═════ ROWS ═════

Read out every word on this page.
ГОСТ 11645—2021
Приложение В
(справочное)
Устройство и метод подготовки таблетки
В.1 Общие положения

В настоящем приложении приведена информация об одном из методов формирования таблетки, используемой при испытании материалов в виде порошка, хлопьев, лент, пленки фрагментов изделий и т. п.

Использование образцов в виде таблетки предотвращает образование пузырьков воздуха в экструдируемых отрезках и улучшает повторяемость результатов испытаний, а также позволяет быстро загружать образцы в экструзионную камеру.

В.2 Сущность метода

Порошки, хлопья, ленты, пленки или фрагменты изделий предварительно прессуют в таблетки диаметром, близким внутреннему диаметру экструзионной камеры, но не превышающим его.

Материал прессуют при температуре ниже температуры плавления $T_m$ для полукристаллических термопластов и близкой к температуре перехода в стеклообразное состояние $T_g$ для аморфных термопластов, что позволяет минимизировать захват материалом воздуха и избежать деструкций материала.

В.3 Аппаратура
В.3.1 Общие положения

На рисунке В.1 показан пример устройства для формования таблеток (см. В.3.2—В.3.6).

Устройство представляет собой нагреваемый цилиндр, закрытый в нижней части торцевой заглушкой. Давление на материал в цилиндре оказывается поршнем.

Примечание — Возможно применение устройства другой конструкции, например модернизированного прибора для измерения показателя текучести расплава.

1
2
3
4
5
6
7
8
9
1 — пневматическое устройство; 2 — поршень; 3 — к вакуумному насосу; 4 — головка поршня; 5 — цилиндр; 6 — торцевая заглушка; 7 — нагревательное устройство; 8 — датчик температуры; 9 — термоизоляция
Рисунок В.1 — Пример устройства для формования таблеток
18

═════

WORK TO BE COMPLETED: Retype the entries exactly, including every line.

REPLY TO THE TASK:
Read out every word on this page.
ГОСТ 11645—2021
Приложение В
(справочное)
Устройство и метод подготовки таблетки
В.1 Общие положения

В настоящем приложении приведена информация об одном из методов формирования таблетки, используемой при испытании материалов в виде порошка, хлопьев, лент, пленки фрагментов изделий и т. п.

Использование образцов в виде таблетки предотвращает образование пузырьков воздуха в экструдируемых отрезках и улучшает повторяемость результатов испытаний, а также позволяет быстро загружать образцы в экструзионную камеру.

В.2 Сущность метода

Порошки, хлопья, ленты, пленки или фрагменты изделий предварительно прессуют в таблетки диаметром, близким внутреннему диаметру экструзионной камеры, но не превышающим его.

Материал прессуют при температуре ниже температуры плавления $T_m$ для полукристаллических термопластов и близкой к температуре перехода в стеклообразное состояние $T_g$ для аморфных термопластов, что позволяет минимизировать захват материалом воздуха и избежать деструкций материала.

В.3 Аппаратура
В.3.1 Общие положения

На рисунке В.1 показан пример устройства для формования таблеток (см. В.3.2—В.3.6).

Устройство представляет собой нагреваемый цилиндр, закрытый в нижней части торцевой заглушкой. Давление на материал в цилиндре оказывается поршнем.

Примечание — Возможно применение устройства другой конструкции, например модернизированного прибора для измерения показателя текучести расплава.

1
2
3
4
5
6
7
8
9
1 — пневматическое устройство; 2 — поршень; 3 — к вакуумному насосу; 4 — головка поршня; 5 — цилиндр; 6 — торцевая заглушка; 7 — нагревательное устройство; 8 — датчик температуры; 9 — термоизоляция
Рисунок В.1 — Пример устройства для формования таблеток
18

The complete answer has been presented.